Task goal:
Copy every line of the records below where the word "xlabel" occurs.

━━━━━━

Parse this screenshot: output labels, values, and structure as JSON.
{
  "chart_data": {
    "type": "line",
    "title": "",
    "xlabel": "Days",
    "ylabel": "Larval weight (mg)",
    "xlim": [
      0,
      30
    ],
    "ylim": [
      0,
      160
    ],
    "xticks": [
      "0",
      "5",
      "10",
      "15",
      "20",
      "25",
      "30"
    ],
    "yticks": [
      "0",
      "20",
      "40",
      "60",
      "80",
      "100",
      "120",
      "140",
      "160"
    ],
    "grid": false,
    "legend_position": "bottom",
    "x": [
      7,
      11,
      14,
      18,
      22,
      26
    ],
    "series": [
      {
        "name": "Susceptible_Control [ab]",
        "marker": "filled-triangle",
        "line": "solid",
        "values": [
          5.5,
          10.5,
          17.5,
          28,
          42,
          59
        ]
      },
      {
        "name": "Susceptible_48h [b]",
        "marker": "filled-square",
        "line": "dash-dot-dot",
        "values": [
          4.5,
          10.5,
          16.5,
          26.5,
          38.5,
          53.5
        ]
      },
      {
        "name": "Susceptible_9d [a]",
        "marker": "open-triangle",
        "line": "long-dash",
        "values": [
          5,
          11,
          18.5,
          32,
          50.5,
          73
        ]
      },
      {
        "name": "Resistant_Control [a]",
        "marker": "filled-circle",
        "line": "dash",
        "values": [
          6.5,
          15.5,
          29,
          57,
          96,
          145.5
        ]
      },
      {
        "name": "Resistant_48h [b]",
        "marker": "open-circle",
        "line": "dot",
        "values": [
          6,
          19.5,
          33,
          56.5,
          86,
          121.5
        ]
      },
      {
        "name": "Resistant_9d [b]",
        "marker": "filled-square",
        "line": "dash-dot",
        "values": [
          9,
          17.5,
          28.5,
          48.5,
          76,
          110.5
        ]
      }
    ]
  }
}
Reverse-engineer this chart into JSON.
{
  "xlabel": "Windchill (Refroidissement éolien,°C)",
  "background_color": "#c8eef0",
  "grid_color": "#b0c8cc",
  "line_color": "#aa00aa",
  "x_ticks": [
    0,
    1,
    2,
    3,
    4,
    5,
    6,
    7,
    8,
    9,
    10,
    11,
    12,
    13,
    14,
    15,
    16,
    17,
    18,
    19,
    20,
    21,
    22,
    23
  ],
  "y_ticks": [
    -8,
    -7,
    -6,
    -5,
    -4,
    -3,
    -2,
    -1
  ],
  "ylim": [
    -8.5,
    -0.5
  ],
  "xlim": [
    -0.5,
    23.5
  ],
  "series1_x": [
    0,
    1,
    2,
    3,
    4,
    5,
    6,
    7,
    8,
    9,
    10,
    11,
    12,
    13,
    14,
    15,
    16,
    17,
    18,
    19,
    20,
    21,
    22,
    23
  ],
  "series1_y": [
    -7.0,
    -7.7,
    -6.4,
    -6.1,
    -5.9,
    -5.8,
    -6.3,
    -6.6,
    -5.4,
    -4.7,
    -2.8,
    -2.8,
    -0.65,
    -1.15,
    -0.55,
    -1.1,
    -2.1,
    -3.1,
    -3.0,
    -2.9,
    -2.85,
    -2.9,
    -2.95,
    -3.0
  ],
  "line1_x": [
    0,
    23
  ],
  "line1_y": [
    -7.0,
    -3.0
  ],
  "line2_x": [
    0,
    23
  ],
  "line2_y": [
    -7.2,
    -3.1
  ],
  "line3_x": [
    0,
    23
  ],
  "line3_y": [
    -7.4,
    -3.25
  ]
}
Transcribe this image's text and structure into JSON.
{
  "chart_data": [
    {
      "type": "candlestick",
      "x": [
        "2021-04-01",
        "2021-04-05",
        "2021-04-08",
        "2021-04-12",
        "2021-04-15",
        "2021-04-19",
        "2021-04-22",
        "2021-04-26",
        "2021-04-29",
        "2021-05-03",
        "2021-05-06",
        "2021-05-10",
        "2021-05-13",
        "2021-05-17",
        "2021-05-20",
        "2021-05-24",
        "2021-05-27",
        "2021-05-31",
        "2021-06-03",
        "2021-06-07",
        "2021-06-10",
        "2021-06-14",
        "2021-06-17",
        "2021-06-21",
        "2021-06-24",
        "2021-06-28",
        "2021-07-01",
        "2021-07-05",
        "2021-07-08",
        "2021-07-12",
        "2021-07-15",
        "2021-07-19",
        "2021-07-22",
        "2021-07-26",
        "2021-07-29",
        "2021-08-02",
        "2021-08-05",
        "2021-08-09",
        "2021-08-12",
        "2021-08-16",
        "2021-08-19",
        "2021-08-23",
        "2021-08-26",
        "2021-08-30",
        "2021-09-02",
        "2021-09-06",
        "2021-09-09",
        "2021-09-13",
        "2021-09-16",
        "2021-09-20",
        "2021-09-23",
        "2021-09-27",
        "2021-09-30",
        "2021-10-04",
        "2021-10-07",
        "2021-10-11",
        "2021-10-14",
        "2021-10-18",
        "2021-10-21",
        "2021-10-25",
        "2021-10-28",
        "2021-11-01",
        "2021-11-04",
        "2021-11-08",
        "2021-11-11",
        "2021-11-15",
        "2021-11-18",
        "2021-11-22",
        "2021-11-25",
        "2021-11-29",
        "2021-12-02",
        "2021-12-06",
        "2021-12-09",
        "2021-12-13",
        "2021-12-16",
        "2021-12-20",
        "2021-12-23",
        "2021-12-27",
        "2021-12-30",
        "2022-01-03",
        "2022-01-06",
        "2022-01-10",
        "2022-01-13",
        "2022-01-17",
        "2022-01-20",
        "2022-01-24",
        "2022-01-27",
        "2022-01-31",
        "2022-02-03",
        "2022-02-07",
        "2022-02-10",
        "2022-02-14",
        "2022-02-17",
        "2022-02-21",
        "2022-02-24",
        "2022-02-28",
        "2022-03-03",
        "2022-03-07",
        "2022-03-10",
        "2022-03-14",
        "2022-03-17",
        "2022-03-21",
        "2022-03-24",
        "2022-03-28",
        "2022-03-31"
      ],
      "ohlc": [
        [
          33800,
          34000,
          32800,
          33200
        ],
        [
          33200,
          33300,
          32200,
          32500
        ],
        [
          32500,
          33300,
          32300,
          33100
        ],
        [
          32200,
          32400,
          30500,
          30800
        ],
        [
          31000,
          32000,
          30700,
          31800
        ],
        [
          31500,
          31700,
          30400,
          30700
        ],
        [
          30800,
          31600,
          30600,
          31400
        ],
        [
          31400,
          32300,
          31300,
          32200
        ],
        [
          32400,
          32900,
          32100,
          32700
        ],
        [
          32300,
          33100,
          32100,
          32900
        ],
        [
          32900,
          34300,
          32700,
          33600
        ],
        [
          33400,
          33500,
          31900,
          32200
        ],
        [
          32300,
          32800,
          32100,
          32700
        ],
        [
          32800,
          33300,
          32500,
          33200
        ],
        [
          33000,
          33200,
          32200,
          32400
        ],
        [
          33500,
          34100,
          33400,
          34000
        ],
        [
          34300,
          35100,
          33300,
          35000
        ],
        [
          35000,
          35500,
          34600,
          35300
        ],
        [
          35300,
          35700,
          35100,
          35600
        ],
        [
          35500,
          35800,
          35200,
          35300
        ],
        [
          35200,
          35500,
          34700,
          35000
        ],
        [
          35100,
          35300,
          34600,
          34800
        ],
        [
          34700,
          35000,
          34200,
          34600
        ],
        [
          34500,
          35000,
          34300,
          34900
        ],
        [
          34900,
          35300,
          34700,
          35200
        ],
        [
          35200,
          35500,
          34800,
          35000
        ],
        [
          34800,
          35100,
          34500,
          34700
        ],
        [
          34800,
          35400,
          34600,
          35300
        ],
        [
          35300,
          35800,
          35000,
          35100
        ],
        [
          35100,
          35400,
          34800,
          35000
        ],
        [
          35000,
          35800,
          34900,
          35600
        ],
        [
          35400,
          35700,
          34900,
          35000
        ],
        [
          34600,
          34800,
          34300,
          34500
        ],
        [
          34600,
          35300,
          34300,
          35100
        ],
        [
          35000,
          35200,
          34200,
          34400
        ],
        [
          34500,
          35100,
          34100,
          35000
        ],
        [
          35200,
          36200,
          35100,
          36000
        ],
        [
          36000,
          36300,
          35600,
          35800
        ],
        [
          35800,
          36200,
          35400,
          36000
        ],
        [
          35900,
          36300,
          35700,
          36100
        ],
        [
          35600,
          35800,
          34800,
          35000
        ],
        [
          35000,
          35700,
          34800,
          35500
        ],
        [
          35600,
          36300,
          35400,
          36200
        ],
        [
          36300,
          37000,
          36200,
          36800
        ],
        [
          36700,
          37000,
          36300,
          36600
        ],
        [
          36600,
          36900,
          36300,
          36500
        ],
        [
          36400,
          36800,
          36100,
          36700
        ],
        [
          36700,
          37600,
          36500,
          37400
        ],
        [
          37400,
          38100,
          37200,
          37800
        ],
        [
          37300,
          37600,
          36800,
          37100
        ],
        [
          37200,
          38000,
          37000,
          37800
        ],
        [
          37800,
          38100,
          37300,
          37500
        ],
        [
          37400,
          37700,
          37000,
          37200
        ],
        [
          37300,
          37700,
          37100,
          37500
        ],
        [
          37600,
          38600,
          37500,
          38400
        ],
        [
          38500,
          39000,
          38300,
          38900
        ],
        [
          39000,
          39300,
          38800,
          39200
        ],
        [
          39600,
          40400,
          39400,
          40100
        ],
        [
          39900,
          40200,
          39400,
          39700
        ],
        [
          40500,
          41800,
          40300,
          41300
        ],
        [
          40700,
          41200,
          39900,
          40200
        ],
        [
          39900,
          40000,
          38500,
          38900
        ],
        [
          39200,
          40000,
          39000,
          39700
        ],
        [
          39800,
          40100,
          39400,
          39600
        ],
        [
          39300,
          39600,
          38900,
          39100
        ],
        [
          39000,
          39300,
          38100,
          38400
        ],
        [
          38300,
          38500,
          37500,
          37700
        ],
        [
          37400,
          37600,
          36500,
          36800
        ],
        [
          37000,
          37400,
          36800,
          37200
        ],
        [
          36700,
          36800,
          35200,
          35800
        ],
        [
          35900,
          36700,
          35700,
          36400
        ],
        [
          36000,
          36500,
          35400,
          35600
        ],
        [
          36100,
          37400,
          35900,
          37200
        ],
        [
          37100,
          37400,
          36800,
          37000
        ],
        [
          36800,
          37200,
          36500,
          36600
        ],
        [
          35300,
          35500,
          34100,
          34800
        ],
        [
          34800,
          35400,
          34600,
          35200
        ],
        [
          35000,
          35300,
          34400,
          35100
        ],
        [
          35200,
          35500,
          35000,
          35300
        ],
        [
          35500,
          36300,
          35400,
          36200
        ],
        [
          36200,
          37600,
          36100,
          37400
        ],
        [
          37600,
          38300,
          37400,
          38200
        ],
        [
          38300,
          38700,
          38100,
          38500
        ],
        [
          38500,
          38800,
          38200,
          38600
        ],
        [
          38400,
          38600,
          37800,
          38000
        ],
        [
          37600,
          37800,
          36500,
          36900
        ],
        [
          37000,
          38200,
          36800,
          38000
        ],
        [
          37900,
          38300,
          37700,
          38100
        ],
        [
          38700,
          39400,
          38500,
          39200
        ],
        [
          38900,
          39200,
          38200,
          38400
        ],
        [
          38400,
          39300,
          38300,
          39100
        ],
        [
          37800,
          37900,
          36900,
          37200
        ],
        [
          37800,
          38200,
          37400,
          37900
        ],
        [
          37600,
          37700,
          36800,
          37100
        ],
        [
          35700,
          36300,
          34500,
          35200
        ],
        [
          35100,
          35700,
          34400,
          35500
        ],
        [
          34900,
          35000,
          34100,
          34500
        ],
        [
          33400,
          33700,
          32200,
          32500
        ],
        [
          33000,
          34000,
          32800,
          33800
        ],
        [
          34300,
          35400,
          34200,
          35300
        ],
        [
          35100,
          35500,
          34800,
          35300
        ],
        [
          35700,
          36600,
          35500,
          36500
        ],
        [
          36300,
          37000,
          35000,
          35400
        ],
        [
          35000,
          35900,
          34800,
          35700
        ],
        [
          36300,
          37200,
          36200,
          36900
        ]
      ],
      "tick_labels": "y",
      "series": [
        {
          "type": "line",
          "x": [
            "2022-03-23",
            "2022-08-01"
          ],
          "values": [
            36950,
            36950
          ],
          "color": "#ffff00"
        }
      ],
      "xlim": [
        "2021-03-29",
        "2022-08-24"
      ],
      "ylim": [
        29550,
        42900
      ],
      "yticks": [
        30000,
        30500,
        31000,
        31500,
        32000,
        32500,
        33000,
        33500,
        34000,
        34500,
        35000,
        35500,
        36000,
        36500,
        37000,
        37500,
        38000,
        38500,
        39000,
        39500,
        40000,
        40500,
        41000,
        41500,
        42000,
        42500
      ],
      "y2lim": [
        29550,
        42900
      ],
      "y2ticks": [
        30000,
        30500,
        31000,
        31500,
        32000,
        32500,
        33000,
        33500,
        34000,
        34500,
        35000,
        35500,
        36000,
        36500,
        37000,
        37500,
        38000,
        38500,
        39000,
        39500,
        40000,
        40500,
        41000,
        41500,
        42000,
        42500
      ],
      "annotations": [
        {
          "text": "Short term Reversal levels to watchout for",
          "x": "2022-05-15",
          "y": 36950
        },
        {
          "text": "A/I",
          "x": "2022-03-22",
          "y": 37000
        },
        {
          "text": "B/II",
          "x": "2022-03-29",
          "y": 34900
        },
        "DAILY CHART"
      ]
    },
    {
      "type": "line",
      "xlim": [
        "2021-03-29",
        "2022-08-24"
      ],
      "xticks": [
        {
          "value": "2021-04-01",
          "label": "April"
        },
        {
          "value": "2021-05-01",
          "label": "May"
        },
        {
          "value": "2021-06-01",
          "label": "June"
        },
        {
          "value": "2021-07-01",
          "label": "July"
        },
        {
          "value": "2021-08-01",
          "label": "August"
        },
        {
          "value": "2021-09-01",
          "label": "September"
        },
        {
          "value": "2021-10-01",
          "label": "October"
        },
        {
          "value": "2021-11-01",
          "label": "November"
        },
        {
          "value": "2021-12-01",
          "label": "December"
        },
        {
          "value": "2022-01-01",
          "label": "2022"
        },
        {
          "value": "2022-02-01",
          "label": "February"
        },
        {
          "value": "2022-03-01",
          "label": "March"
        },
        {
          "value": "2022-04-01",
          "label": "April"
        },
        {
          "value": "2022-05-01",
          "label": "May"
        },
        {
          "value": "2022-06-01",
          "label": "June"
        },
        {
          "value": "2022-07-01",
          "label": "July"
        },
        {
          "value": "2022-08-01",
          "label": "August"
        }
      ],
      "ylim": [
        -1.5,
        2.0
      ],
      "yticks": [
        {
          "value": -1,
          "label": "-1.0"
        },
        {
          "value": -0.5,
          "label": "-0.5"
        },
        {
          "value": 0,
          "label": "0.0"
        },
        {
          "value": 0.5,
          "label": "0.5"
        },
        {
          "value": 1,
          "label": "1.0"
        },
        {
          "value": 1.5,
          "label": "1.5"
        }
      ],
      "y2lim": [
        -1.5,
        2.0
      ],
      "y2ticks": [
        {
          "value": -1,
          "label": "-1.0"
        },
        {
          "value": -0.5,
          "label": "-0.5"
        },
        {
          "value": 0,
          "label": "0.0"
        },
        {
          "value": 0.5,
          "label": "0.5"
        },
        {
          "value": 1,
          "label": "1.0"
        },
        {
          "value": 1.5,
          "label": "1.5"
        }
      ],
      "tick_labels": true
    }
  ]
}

━━━━━━

Task result:
    "xlabel": "Days",
  "xlabel": "Windchill (Refroidissement éolien,°C)",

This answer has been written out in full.